- [Prompt]:
Work out how many lines in the entries below contain the string "sign", counting only matches with the same case. Reply with the number alone.

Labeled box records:
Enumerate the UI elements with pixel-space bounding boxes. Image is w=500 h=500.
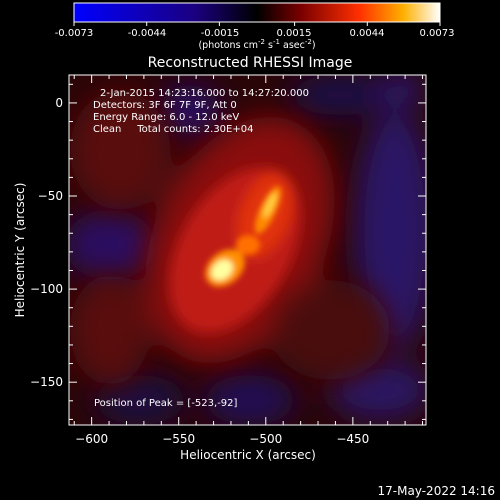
y-tick-label: 0 (55, 96, 63, 110)
timestamp: 17-May-2022 14:16 (378, 484, 495, 498)
colorbar-tick-labels: -0.0073 -0.0044 -0.0015 0.0015 0.0044 0.… (55, 28, 455, 39)
clean-total-counts: Clean Total counts: 2.30E+04 (93, 124, 253, 135)
colorbar-tick-label: -0.0073 (55, 28, 94, 39)
plot-frame (68, 74, 427, 426)
detectors: Detectors: 3F 6F 7F 9F, Att 0 (93, 100, 237, 111)
rhessi-image (69, 75, 426, 425)
plot-title: Reconstructed RHESSI Image (148, 55, 353, 71)
colorbar-ticks (73, 22, 441, 26)
peak-position: Position of Peak = [-523,-92] (94, 398, 238, 409)
y-tick-label: −150 (30, 375, 63, 389)
minor-ticks (69, 75, 426, 425)
x-tick-label: −550 (162, 432, 195, 446)
colorbar-tick-label: -0.0015 (201, 28, 240, 39)
energy-range: Energy Range: 6.0 - 12.0 keV (93, 112, 239, 123)
x-axis-label: Heliocentric X (arcsec) (180, 448, 316, 462)
colorbar (73, 2, 441, 23)
x-tick-labels: −600 −550 −500 −450 (75, 432, 369, 446)
y-tick-labels: 0 −50 −100 −150 (30, 96, 63, 389)
x-tick-label: −600 (75, 432, 108, 446)
colorbar-tick-label: 0.0015 (277, 28, 312, 39)
time-range: 2-Jan-2015 14:23:16.000 to 14:27:20.000 (100, 88, 309, 99)
colorbar-tick-label: -0.0044 (128, 28, 167, 39)
y-tick-label: −100 (30, 282, 63, 296)
colorbar-units: (photons cm-2 s-1 asec-2) (198, 38, 315, 51)
info-annotations: 2-Jan-2015 14:23:16.000 to 14:27:20.000 … (93, 88, 309, 409)
x-tick-label: −500 (249, 432, 282, 446)
y-axis-label: Heliocentric Y (arcsec) (13, 183, 27, 318)
x-tick-label: −450 (336, 432, 369, 446)
axis-ticks (69, 75, 426, 425)
y-tick-label: −50 (38, 189, 63, 203)
colorbar-tick-label: 0.0073 (420, 28, 455, 39)
colorbar-tick-label: 0.0044 (350, 28, 385, 39)
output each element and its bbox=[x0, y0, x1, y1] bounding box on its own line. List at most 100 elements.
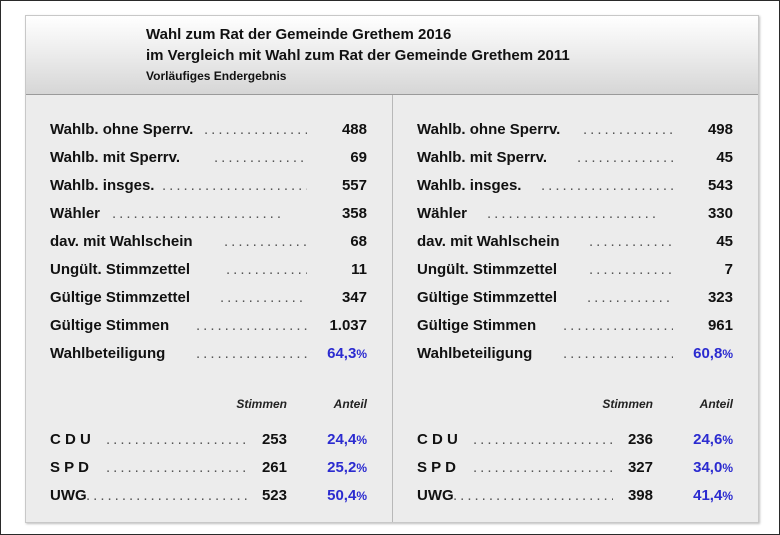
dot-leader: ........................ bbox=[204, 121, 307, 138]
percent-sign: % bbox=[356, 461, 367, 475]
stat-label: Wahlb. mit Sperrv. bbox=[50, 149, 181, 166]
party-name: UWG bbox=[50, 487, 87, 504]
stat-row: Wahlb. mit Sperrv.......................… bbox=[26, 147, 392, 169]
stat-label: Wahlb. ohne Sperrv. bbox=[417, 121, 561, 138]
dot-leader: ........................ bbox=[214, 149, 307, 166]
party-votes: 261 bbox=[261, 459, 287, 476]
percent-sign: % bbox=[722, 433, 733, 447]
stat-row: Gültige Stimmzettel.....................… bbox=[26, 287, 392, 309]
dot-leader: ........................ bbox=[577, 149, 673, 166]
dot-leader: ........................ bbox=[587, 289, 673, 306]
share-value: 34,0 bbox=[693, 459, 723, 476]
results-2016-column: Wahlb. ohne Sperrv......................… bbox=[26, 95, 392, 522]
stat-label: dav. mit Wahlschein bbox=[50, 233, 193, 250]
stat-row: Wahlb. insges......................... 54… bbox=[393, 175, 758, 197]
stat-value: 68 bbox=[350, 233, 367, 250]
stat-row: Gültige Stimmzettel.....................… bbox=[393, 287, 758, 309]
stat-row: Wahlb. mit Sperrv.......................… bbox=[393, 147, 758, 169]
stat-value: 11 bbox=[351, 261, 367, 278]
party-name: C D U bbox=[50, 431, 91, 448]
turnout-value: 64,3 bbox=[327, 345, 357, 362]
column-header-stimmen: Stimmen bbox=[236, 397, 287, 411]
dot-leader: ........................ bbox=[589, 233, 673, 250]
percent-sign: % bbox=[356, 433, 367, 447]
stat-label: Wähler bbox=[417, 205, 468, 222]
stat-value: 330 bbox=[707, 205, 733, 222]
stat-value: 45 bbox=[716, 149, 733, 166]
stat-row: Wähler........................ 358 bbox=[26, 203, 392, 225]
party-share: 24,4% bbox=[327, 429, 367, 451]
results-2011-column: Wahlb. ohne Sperrv......................… bbox=[393, 95, 758, 522]
stat-value: 1.037 bbox=[329, 317, 367, 334]
dot-leader: .......................... bbox=[473, 459, 613, 476]
percent-sign: % bbox=[356, 347, 367, 361]
percent-sign: % bbox=[722, 347, 733, 361]
stat-value: 543 bbox=[707, 177, 733, 194]
share-value: 41,4 bbox=[693, 487, 723, 504]
party-row: UWG.......................... 523 50,4% bbox=[26, 485, 392, 507]
dot-leader: ........................ bbox=[487, 205, 660, 222]
column-header-anteil: Anteil bbox=[699, 397, 733, 411]
dot-leader: .......................... bbox=[106, 459, 247, 476]
stat-value: 7 bbox=[724, 261, 733, 278]
share-value: 24,4 bbox=[327, 431, 357, 448]
results-panel: Wahl zum Rat der Gemeinde Grethem 2016 i… bbox=[25, 15, 759, 523]
share-value: 25,2 bbox=[327, 459, 357, 476]
column-divider bbox=[392, 95, 393, 522]
stat-label: Ungült. Stimmzettel bbox=[50, 261, 191, 278]
page-title: Wahl zum Rat der Gemeinde Grethem 2016 bbox=[146, 26, 452, 43]
stat-value: 69 bbox=[350, 149, 367, 166]
dot-leader: ........................ bbox=[162, 177, 307, 194]
party-name: C D U bbox=[417, 431, 458, 448]
party-name: S P D bbox=[417, 459, 456, 476]
stat-label: Gültige Stimmzettel bbox=[417, 289, 558, 306]
stat-value: 498 bbox=[707, 121, 733, 138]
header-banner: Wahl zum Rat der Gemeinde Grethem 2016 i… bbox=[26, 16, 758, 95]
stat-value: 60,8% bbox=[693, 343, 733, 365]
stat-label: Wahlb. insges. bbox=[417, 177, 522, 194]
dot-leader: ........................ bbox=[220, 289, 307, 306]
party-row: C D U.......................... 236 24,6% bbox=[393, 429, 758, 451]
stat-value: 347 bbox=[341, 289, 367, 306]
dot-leader: ........................ bbox=[226, 261, 307, 278]
stat-row: Wahlb. ohne Sperrv......................… bbox=[26, 119, 392, 141]
share-value: 24,6 bbox=[693, 431, 723, 448]
party-row: S P D.......................... 327 34,0% bbox=[393, 457, 758, 479]
stat-label: Wahlb. insges. bbox=[50, 177, 155, 194]
percent-sign: % bbox=[722, 489, 733, 503]
stat-row: Gültige Stimmen........................ 9… bbox=[393, 315, 758, 337]
stat-value: 358 bbox=[341, 205, 367, 222]
stat-row: Gültige Stimmen........................ 1… bbox=[26, 315, 392, 337]
stat-row: Ungült. Stimmzettel.....................… bbox=[393, 259, 758, 281]
party-name: UWG bbox=[417, 487, 454, 504]
percent-sign: % bbox=[356, 489, 367, 503]
stat-row: Wahlbeteiligung........................ 6… bbox=[26, 343, 392, 365]
dot-leader: .......................... bbox=[106, 431, 247, 448]
stat-label: Ungült. Stimmzettel bbox=[417, 261, 558, 278]
party-votes: 327 bbox=[627, 459, 653, 476]
column-header-anteil: Anteil bbox=[333, 397, 367, 411]
dot-leader: ........................ bbox=[563, 345, 673, 362]
stat-label: Gültige Stimmzettel bbox=[50, 289, 191, 306]
column-header-stimmen: Stimmen bbox=[602, 397, 653, 411]
party-votes: 253 bbox=[261, 431, 287, 448]
dot-leader: .......................... bbox=[453, 487, 613, 504]
dot-leader: .......................... bbox=[473, 431, 613, 448]
stat-value: 557 bbox=[341, 177, 367, 194]
stat-label: Gültige Stimmen bbox=[417, 317, 537, 334]
party-votes: 523 bbox=[261, 487, 287, 504]
party-share: 41,4% bbox=[693, 485, 733, 507]
stat-label: Wähler bbox=[50, 205, 101, 222]
dot-leader: ........................ bbox=[541, 177, 673, 194]
stat-row: Ungült. Stimmzettel.....................… bbox=[26, 259, 392, 281]
stat-row: Wahlb. insges......................... 55… bbox=[26, 175, 392, 197]
stat-value: 961 bbox=[707, 317, 733, 334]
stat-label: Wahlbeteiligung bbox=[417, 345, 533, 362]
stat-label: Wahlb. mit Sperrv. bbox=[417, 149, 548, 166]
stat-row: Wahlbeteiligung........................ 6… bbox=[393, 343, 758, 365]
dot-leader: ........................ bbox=[112, 205, 285, 222]
stat-label: Wahlbeteiligung bbox=[50, 345, 166, 362]
stat-row: Wahlb. ohne Sperrv......................… bbox=[393, 119, 758, 141]
stat-label: Gültige Stimmen bbox=[50, 317, 170, 334]
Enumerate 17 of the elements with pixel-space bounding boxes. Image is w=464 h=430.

- [Answer to this problem]:
7